▶ GIVEN PROBLEM A
Reproduce the passage of the letter to The Atlantic from "Indeed so.  And" to "private companies operate.".

▶ PASSAGE SHOWN

Here’s a letter to The Atlantic:

Sebastian Mallaby cogently summarizes Paul Romer’s vital contributions to the theory of economic growth – contributions that highlight the role, not of mechanistic additions to the stock of technology and capital goods, but, instead, of good ideas (“The Politically Incorrect Guide to Ending Poverty,” July/August).

According to Mallaby, “Romer began to emphasize that ‘ideas’ included more than just technologies and manufacturing processes.  Ideas were also embodied in customs and institutions…. Without new technologies, an economy might grow slowly.  But without decent rules, an economy cannot even make use of the technologies that already exist.”

Indeed so.  And appreciation of this insight is never more vital than in times of crises, when panic fuels politicking that fuels panic.  Consider, for example, today’s cries to nationalize oil companies or otherwise to dramatically alter the long-established rules under which private companies operate.

▶ THE RECORDS
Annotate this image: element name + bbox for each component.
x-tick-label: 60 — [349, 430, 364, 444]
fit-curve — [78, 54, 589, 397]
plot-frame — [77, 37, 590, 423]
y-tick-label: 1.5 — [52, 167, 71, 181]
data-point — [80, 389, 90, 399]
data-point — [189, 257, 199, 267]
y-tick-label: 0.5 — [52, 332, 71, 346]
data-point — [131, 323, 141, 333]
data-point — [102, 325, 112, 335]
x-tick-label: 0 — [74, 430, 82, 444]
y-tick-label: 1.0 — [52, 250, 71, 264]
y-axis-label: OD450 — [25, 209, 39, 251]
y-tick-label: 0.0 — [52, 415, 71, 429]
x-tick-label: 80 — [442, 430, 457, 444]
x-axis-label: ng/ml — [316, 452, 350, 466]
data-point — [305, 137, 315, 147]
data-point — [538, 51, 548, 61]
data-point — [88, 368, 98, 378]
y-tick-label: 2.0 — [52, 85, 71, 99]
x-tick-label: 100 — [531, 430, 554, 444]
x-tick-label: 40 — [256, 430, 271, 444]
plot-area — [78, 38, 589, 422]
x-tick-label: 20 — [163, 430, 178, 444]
...
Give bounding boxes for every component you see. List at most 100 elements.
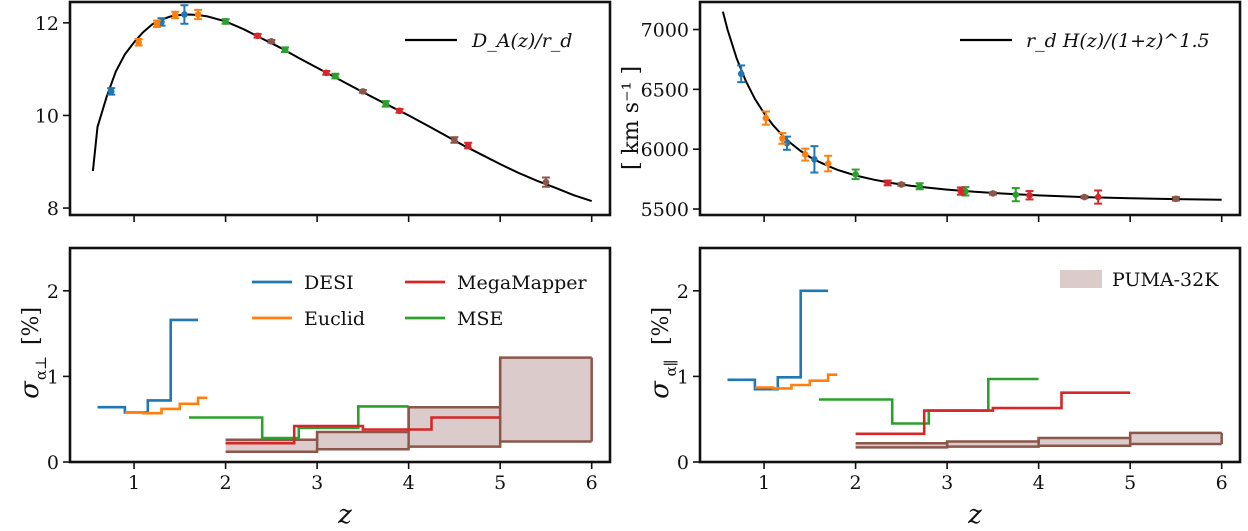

▶ GIVEN PROBLEM B
Update the records from the line with "Annotate this image: element" to the line with "x-tick-label: 20 — [163, 430, 178, 444]" by replacing "component" with "part" and leaving everything else unchanged. Return only those lines.

▶ COMPLETE ANSWER A
Indeed so.  And appreciation of this insight is never more vital than in times of crises, when panic fuels politicking that fuels panic.  Consider, for example, today’s cries to nationalize oil companies or otherwise to dramatically alter the long-established rules under which private companies operate.

▶ COMPLETE ANSWER B
Annotate this image: element name + bbox for each part.
x-tick-label: 60 — [349, 430, 364, 444]
fit-curve — [78, 54, 589, 397]
plot-frame — [77, 37, 590, 423]
y-tick-label: 1.5 — [52, 167, 71, 181]
data-point — [80, 389, 90, 399]
data-point — [189, 257, 199, 267]
y-tick-label: 0.5 — [52, 332, 71, 346]
data-point — [131, 323, 141, 333]
data-point — [102, 325, 112, 335]
x-tick-label: 0 — [74, 430, 82, 444]
y-tick-label: 1.0 — [52, 250, 71, 264]
y-axis-label: OD450 — [25, 209, 39, 251]
y-tick-label: 0.0 — [52, 415, 71, 429]
x-tick-label: 80 — [442, 430, 457, 444]
x-axis-label: ng/ml — [316, 452, 350, 466]
data-point — [305, 137, 315, 147]
data-point — [538, 51, 548, 61]
data-point — [88, 368, 98, 378]
y-tick-label: 2.0 — [52, 85, 71, 99]
x-tick-label: 100 — [531, 430, 554, 444]
x-tick-label: 40 — [256, 430, 271, 444]
plot-area — [78, 38, 589, 422]
x-tick-label: 20 — [163, 430, 178, 444]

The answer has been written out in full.